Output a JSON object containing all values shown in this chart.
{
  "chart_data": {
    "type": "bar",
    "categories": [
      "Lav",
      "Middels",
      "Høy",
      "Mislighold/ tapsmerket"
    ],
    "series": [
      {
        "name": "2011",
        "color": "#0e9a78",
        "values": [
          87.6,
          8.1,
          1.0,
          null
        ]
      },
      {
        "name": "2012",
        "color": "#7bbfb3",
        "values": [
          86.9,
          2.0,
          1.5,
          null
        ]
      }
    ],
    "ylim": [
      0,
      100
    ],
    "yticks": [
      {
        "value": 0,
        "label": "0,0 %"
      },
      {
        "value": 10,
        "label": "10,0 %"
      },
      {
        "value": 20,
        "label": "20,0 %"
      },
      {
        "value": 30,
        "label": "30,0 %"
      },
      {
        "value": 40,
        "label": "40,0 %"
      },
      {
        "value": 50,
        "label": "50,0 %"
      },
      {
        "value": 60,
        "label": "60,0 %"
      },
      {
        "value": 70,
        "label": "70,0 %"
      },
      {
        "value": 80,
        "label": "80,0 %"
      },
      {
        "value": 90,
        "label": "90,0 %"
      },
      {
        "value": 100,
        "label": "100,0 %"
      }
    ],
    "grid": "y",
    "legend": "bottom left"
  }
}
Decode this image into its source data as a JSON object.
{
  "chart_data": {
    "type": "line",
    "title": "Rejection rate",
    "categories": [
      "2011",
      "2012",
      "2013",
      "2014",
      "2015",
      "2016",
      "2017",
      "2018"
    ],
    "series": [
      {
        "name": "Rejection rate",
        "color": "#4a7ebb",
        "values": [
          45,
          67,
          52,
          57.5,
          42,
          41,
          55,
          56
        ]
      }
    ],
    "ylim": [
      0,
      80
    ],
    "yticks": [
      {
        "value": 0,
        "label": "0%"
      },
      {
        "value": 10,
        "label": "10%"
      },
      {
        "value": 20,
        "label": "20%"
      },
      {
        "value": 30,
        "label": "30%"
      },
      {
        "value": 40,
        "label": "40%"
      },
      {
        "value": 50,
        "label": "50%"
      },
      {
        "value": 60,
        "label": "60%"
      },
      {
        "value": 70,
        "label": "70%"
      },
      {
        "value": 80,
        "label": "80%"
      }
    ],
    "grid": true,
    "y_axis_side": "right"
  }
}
____
▶ _What to produce_: Copy out all lines from the material above that contain the string "this".

▶ _Exercise answer_:
Output a JSON object containing all values shown in this chart.
Decode this image into its source data as a JSON object.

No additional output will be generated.